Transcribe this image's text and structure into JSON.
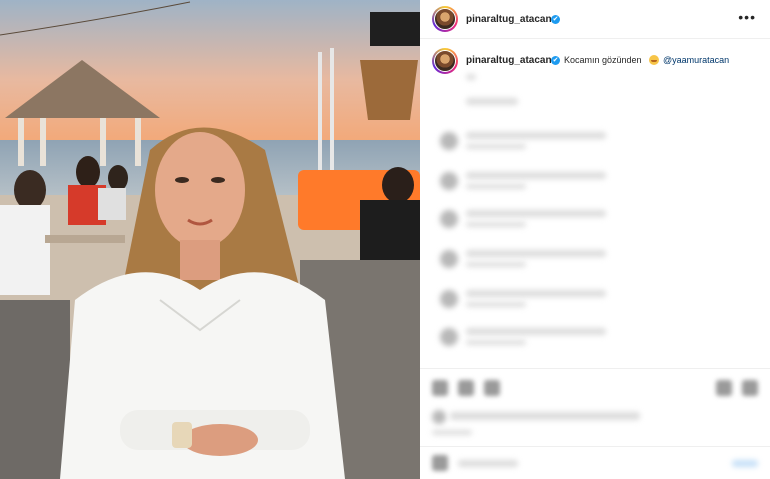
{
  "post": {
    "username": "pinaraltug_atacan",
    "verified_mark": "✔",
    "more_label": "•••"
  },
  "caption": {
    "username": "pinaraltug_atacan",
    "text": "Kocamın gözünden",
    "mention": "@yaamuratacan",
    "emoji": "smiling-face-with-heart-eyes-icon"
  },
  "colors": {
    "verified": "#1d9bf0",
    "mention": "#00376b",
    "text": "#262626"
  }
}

================

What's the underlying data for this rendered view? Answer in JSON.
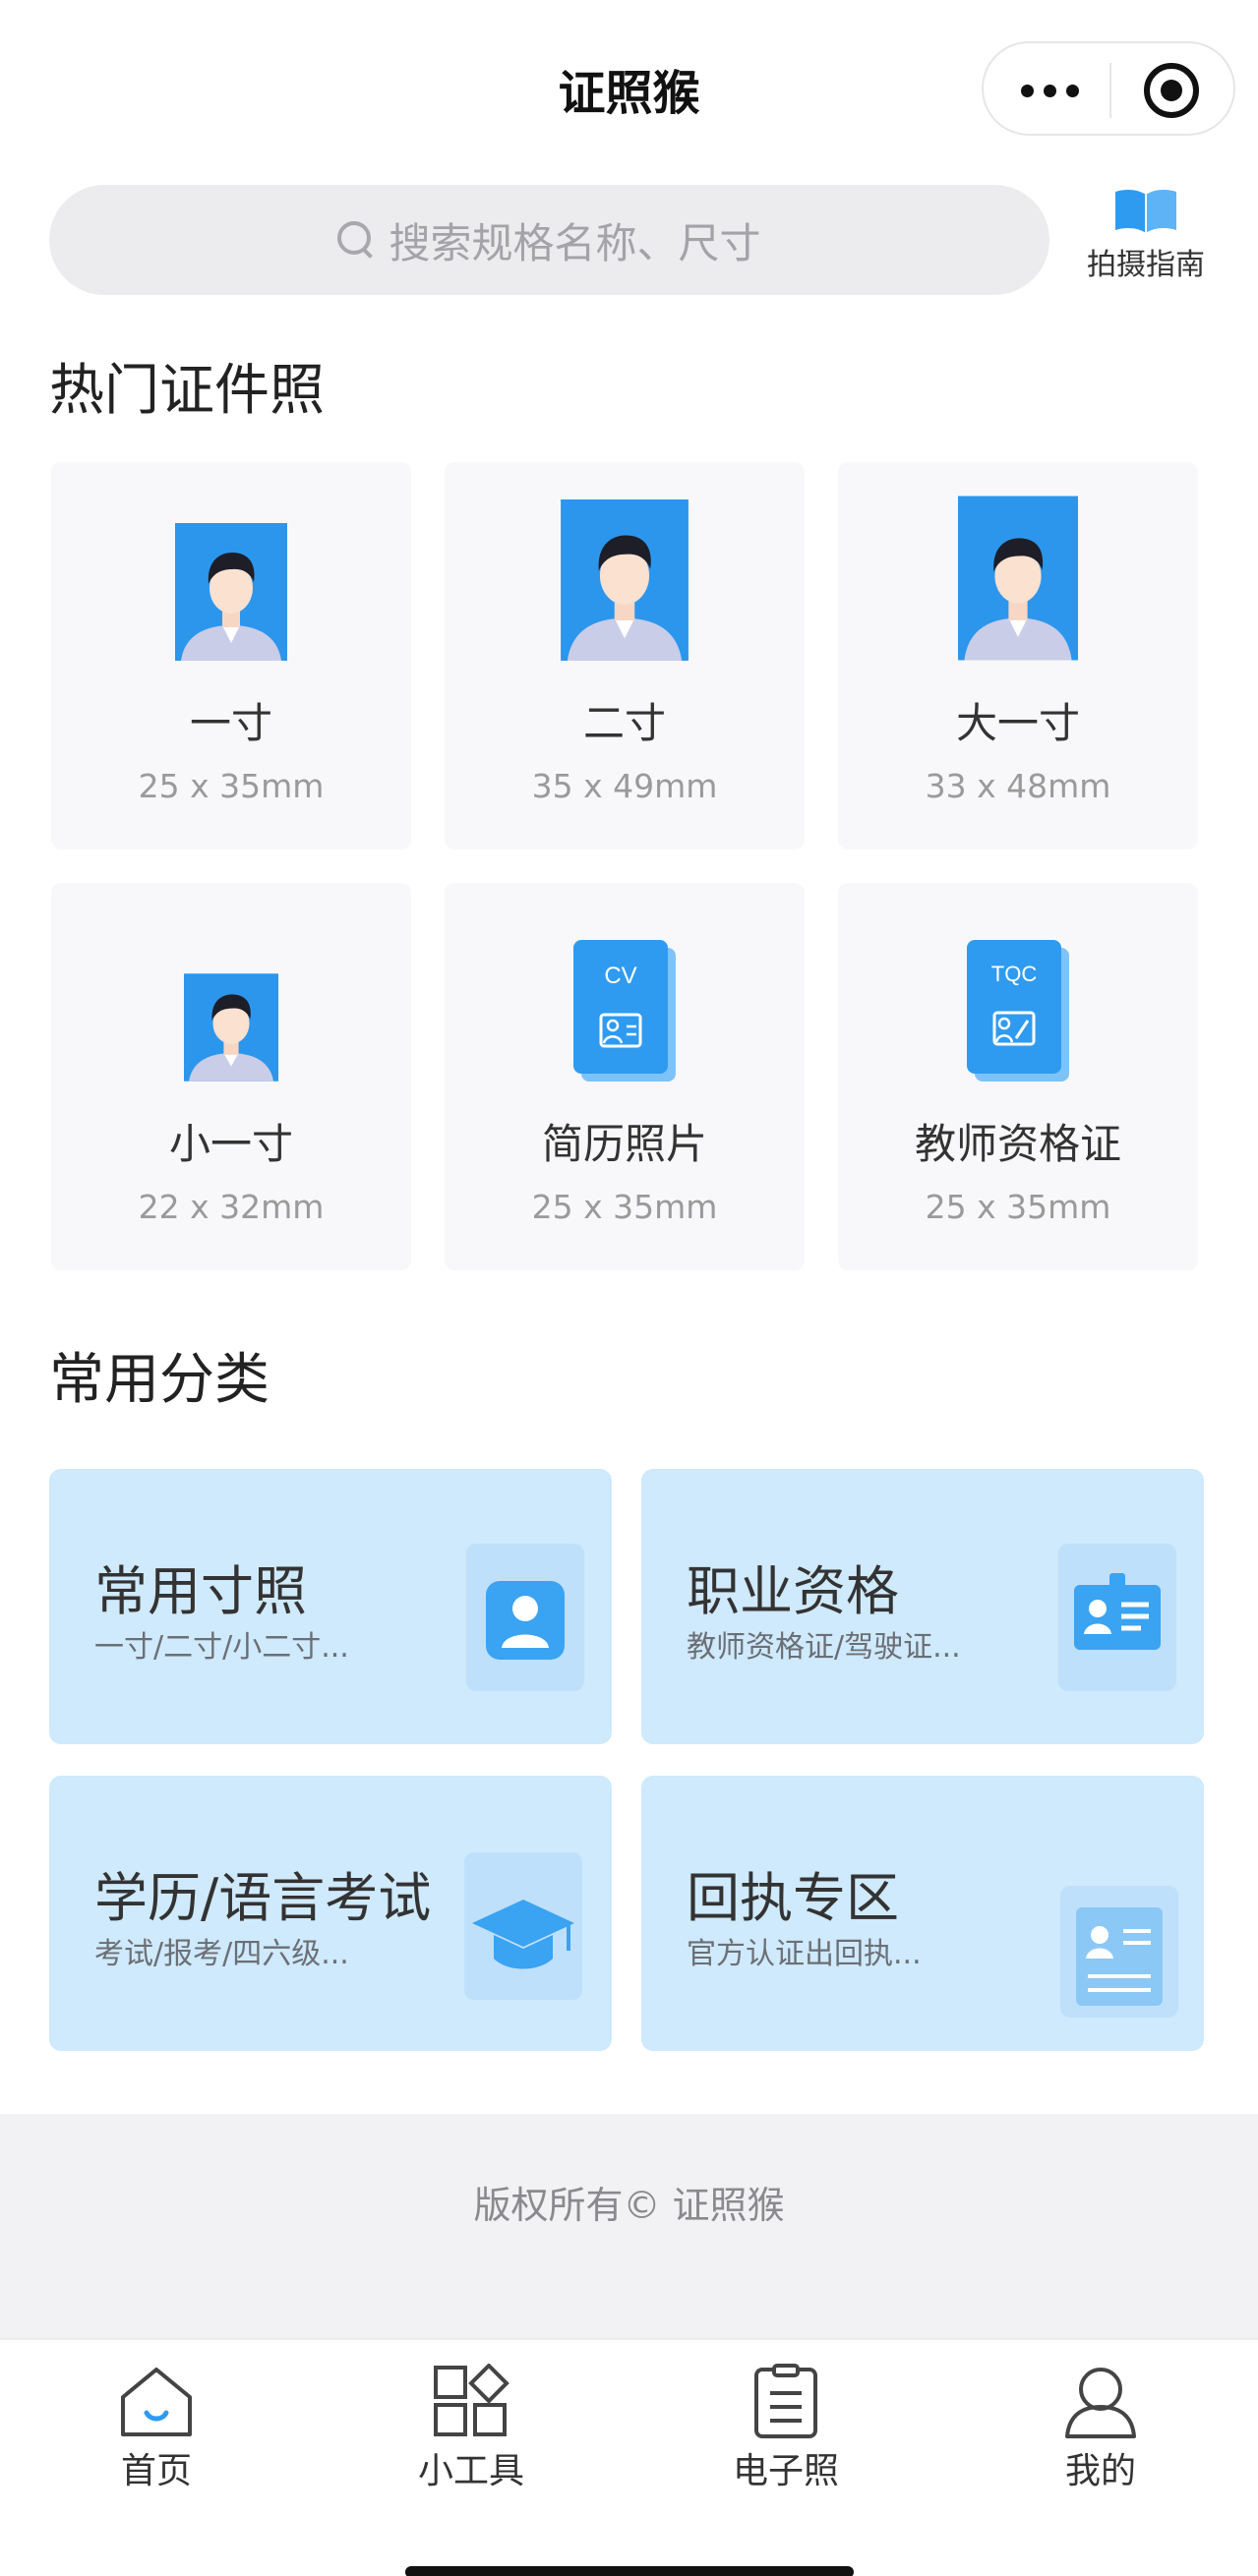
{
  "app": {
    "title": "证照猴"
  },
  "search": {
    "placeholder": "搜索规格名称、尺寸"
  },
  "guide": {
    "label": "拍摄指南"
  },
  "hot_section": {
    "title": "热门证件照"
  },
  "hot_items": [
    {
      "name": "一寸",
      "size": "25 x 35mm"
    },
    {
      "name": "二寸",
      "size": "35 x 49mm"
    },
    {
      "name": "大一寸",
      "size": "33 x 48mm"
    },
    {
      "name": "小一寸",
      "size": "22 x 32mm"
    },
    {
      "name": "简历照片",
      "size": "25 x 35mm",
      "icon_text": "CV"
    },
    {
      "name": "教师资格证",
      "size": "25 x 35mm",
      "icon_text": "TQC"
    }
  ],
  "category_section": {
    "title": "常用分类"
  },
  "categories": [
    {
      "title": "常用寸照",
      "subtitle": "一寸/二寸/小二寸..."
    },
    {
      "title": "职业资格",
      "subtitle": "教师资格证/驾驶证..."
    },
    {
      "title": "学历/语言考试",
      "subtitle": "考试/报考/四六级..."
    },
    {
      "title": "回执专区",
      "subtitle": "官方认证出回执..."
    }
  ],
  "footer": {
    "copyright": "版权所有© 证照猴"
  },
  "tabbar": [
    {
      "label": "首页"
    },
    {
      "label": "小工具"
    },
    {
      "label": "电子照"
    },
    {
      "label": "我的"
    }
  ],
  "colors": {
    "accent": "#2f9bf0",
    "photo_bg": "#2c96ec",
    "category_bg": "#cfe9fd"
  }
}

================

(WORK TO DO) Extract all lines from the material above that include the word "this".

(RESPONSE)
Transcribe this image's text and structure into JSON.
What's the underlying data for this rendered view? Answer in JSON.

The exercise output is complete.